## Exercise set
[a] Answer these questions about the 1988 baseball post:
(i) What was the score when the Bengals lost to the San Francisco 49ers in 1988?
(ii) Who led the majors with a .366 batting average in 1988?
(iii) What was Frank Viola's nickname?
[b] Rewrite the 1988 baseball post between "Wait, is the" and "which team wins.", inclusive, swapping "Sunday" for "Saturday".
[c] Which baseball players are named in the 1988 baseball post? Give their full names.

Wait, is the lockout still going on? Seriously? My goodness…
Anyway, the Super Bowl is this Sunday! Who’s excited? I definitely am. This year, we have a showdown between the Los Angeles Rams and the Cincinnati Bengals, in a matchup where the majority of fans across the country probably don’t have a preference as to which team wins.
While the hosting Rams last made the Super Bowl only a few years ago in 2018, the Bengals actually have not made it to the big game since 1988, when they faced the San Francisco 49ers in Miami, losing by a score of 20-16. So for this week, I wanted to talk about that same year, as it happened in the sport of baseball. To the 1988 season we go!
José Canseco and Kirk Gibson won MVP
This was the only time in their careers that either outfielder would win MVP.
Canseco put on a show to win the AL MVP award, highlighted by a .307/.391/.569 slash line, 347 total bases, a .959 OPS, and, surprisingly, the first 40/40 season in MLB history, as he clobbered an MLB-leading 42 home runs. Canseco would take all 28 first place votes in what was by far the best season in his career.
Canseco’s unanimous victory shows how much voters were valuing home runs during that time; Hall of Famer and Red Sox legend Wade Boggs actually led the majors with a .366 batting average, a .965 OPS, and an 8.3 WAR in 1988, but only finished sixth in voting. Huh.
Longtime Detroit Tiger Kirk Gibson took the National League by storm in his first year with the Dodgers, posting a .290/.377/.483 slash line, a .860 OPS, and 25 home runs. But upon looking at the voting results, one might get skeptical. Gibson did not lead the NL in a single stat, and it seemed like runner-up and Mets slugger Darryl Strawberry might have been a better MVP choice, with 39 home runs, or perhaps Gibson’s teammate and Cy Young winner Orel Hershiser, who led the NL with a 7.1 WAR (more on him later). So, what exactly got Gibson his MVP?
The popular opinion is that Gibson won due to narrative voting. He was the only above average hitter on a pennant winning team, and the Dodgers, who had struggled in the years since their 1981 World Series title, were a better story than the Mets, who won the NL East by 10 games in ‘88. What an interesting time.
Frank Viola and Orel Hershiser won the Cy Young
Coming off of a decent season in which he helped the Minnesota Twins win the World Series, Frank Viola came back in 1988 to have the best season of his career. Posting an MLB leading 24 wins (remember, this was when they still meant something), Sweet Music, as he was nicknamed, also put up a career best 2.64 ERA and 193 strikeouts, along with a 2.95 FIP and a 0.857 WHIP. Viola was a near-unanimous choice in his only Cy Young triumph, with Athletics pitcher and future Hall of Famer Dennis Eckersley getting a single first place vote.
In the NL, Dodgers ace Orel Hershiser took home the Cy Young in one of the strongest seasons ever by a starting pitcher. Leading the NL with 23 wins, and the majors with 15 complete games and 8 shutouts, Hershiser also had a 2.26 ERA, and a 1.052 WHIP. Leading the NL with a 7.2 WAR, Orel helped deliver the Dodgers to a 94 win season, and was a unanimous vote for the award. Truthfully, I think Orel should have had a stronger case for MVP, but he only finished sixth in voting. This would be the only Cy Young of Hershisher’s career.

## Dataset section

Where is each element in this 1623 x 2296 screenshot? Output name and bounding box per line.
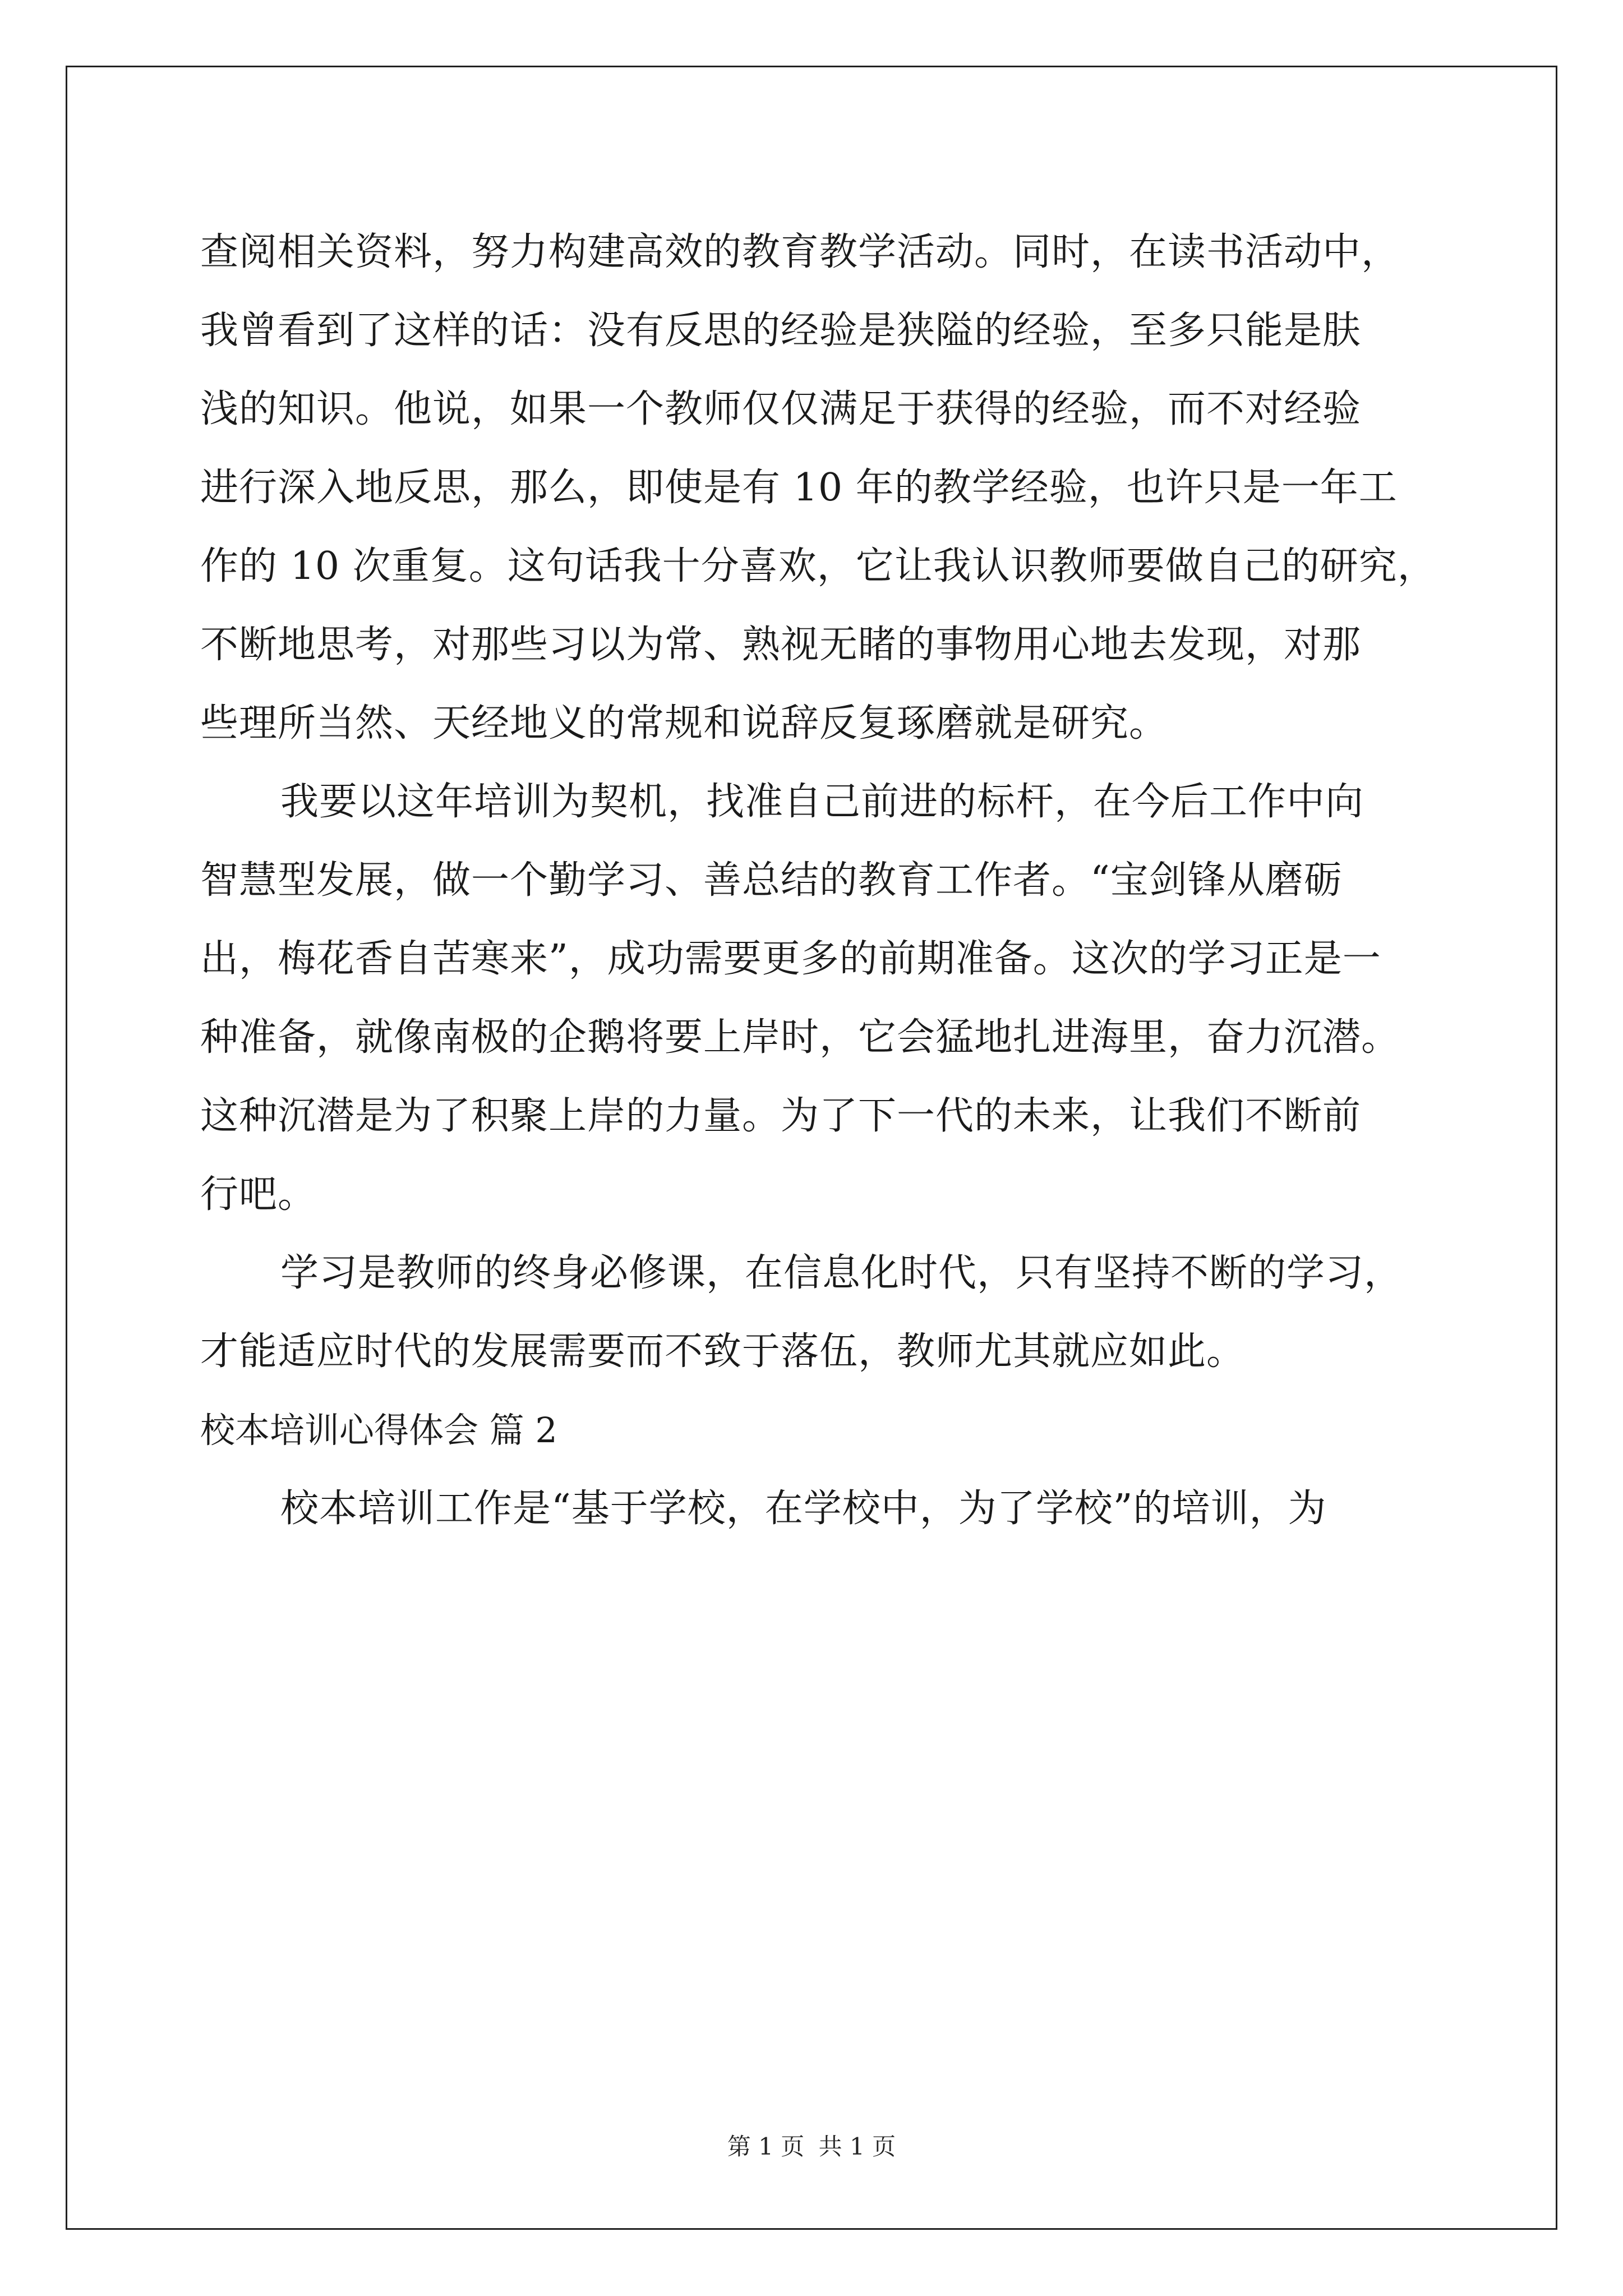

## Exercise responses
[a]
(i) 20-16
(ii) Wade Boggs
(iii) Sweet Music

[b]
Wait, is the lockout still going on? Seriously? My goodness…
Anyway, the Super Bowl is this Saturday! Who’s excited? I definitely am. This year, we have a showdown between the Los Angeles Rams and the Cincinnati Bengals, in a matchup where the majority of fans across the country probably don’t have a preference as to which team wins.

[c] José Canseco, Kirk Gibson, Wade Boggs, Darryl Strawberry, Orel Hershiser, Frank Viola, Dennis Eckersley